### Source records
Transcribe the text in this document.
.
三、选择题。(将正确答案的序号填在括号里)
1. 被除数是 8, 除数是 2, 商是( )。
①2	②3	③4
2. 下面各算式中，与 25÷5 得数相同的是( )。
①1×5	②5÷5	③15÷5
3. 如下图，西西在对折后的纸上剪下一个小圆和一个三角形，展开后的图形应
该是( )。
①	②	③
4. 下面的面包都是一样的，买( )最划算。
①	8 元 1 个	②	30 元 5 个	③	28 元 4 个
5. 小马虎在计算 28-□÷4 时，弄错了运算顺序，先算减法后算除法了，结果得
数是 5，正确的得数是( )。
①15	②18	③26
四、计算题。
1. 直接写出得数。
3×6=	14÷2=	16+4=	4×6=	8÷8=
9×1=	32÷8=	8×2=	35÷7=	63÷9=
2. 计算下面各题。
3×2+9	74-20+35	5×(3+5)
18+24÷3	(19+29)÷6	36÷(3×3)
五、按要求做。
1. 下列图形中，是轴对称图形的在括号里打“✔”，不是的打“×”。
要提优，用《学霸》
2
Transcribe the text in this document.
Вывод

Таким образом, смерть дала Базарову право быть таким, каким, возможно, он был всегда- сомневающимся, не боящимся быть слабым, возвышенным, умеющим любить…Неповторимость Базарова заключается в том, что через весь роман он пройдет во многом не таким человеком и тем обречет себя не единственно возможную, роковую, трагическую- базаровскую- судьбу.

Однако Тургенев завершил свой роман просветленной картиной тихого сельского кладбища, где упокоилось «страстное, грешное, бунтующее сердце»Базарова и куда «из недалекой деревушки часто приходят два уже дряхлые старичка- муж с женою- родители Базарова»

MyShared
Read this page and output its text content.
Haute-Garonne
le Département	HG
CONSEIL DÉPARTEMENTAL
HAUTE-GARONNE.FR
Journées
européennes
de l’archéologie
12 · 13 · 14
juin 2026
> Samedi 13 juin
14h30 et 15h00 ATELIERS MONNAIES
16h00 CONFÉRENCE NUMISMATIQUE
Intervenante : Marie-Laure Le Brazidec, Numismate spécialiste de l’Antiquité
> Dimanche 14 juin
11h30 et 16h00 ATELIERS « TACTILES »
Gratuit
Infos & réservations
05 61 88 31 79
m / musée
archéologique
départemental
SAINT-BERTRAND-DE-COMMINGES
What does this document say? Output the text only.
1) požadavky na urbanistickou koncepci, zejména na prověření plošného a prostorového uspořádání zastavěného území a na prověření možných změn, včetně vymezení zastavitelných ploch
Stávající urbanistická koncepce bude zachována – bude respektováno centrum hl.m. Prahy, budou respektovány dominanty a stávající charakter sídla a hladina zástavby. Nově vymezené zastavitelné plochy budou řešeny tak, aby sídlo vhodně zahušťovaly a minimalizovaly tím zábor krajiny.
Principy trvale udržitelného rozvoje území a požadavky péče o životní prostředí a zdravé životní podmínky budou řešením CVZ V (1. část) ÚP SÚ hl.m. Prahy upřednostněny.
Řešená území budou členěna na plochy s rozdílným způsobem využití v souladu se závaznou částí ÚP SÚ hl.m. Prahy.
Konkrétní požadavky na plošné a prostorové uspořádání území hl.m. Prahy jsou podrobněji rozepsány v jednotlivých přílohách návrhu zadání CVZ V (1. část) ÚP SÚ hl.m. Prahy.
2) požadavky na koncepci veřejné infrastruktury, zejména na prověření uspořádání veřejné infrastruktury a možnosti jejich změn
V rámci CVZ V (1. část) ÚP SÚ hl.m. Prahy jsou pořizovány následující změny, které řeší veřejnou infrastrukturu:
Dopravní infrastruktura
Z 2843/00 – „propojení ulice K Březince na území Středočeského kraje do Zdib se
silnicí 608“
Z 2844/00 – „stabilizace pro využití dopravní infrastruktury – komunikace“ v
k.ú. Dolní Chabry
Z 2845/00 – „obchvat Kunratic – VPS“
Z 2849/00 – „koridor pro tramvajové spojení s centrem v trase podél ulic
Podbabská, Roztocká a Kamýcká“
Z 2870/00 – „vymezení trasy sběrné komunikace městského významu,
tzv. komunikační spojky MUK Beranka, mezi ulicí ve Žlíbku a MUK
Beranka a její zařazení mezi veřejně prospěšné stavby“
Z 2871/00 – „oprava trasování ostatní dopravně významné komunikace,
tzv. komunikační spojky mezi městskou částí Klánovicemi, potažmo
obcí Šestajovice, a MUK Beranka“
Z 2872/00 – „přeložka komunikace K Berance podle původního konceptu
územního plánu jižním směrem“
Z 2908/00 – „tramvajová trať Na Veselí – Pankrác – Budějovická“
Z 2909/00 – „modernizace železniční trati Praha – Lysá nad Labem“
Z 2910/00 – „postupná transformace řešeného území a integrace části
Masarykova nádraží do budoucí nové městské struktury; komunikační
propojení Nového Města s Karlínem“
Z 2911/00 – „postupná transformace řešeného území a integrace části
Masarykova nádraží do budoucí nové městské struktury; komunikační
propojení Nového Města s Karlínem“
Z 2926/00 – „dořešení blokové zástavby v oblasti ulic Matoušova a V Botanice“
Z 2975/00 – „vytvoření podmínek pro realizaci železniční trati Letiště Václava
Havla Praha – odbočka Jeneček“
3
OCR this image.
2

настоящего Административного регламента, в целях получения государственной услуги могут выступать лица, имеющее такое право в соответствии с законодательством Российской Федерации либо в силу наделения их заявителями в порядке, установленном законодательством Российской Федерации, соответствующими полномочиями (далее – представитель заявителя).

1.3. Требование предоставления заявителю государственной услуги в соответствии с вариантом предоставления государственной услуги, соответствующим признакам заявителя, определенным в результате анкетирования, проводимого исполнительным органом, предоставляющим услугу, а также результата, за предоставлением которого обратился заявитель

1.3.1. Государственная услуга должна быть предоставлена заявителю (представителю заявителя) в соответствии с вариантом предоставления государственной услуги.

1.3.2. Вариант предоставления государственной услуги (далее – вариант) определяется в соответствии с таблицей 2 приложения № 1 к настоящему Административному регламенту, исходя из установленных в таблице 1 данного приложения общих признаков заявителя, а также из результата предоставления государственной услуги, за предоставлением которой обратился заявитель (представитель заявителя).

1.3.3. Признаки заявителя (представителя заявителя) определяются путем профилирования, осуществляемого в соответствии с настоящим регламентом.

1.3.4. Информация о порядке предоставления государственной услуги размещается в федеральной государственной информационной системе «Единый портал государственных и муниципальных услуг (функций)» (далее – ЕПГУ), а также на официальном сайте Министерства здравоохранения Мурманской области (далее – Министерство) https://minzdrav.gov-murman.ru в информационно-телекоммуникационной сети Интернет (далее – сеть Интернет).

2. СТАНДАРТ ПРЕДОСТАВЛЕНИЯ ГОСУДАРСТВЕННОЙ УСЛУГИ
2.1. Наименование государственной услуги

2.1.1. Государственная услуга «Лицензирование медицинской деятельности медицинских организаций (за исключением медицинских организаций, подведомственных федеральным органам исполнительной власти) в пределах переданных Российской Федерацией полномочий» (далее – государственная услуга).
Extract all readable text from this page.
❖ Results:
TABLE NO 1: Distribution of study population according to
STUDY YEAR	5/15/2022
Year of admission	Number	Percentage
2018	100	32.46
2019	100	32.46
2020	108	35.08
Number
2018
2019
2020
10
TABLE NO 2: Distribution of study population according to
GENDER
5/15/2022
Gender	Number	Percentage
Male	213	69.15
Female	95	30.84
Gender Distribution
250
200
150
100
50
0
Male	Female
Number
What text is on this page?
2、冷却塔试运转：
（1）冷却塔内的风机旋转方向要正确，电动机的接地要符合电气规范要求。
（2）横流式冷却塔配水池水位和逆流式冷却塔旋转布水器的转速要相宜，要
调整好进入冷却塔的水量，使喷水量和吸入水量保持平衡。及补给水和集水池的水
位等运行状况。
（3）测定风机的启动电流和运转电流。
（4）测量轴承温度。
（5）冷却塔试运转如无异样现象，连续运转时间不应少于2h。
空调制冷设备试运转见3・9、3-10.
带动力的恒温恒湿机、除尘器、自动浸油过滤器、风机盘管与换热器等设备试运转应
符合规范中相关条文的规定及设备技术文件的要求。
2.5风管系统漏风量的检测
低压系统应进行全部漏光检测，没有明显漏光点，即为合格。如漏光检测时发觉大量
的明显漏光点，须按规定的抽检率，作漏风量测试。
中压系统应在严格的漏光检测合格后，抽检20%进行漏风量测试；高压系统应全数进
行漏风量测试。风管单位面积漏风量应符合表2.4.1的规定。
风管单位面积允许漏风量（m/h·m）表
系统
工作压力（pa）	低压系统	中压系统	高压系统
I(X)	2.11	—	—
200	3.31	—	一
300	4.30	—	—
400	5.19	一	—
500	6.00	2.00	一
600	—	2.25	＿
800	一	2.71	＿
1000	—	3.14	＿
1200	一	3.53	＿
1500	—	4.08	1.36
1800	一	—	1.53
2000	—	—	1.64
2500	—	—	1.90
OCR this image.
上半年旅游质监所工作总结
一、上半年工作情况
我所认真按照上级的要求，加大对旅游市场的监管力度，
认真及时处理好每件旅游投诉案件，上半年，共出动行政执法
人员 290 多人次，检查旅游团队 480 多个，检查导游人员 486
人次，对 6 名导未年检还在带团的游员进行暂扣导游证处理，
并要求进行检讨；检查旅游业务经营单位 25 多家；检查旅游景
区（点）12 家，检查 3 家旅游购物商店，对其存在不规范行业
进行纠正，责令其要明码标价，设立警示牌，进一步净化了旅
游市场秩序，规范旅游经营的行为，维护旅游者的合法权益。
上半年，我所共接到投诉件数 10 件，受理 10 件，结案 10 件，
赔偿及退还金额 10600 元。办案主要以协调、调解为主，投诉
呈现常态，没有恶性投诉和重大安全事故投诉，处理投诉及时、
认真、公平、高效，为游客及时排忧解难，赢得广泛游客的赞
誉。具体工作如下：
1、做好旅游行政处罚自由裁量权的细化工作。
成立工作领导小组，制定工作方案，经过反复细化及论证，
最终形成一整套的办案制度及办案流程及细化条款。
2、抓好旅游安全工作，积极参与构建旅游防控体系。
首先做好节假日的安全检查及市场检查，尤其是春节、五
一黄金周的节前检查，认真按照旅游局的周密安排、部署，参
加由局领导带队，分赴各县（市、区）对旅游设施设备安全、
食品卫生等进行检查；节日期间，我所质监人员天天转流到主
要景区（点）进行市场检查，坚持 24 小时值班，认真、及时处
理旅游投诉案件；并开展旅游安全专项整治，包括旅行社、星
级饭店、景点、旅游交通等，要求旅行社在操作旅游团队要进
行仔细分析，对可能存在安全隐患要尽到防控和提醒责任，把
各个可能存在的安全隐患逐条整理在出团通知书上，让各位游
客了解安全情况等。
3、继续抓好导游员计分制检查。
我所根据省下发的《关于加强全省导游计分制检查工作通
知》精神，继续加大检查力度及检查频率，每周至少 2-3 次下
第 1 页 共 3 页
######
Identify all lines where the word "according" shows up. Copy them.

TABLE NO 1: Distribution of study population according to
TABLE NO 2: Distribution of study population according to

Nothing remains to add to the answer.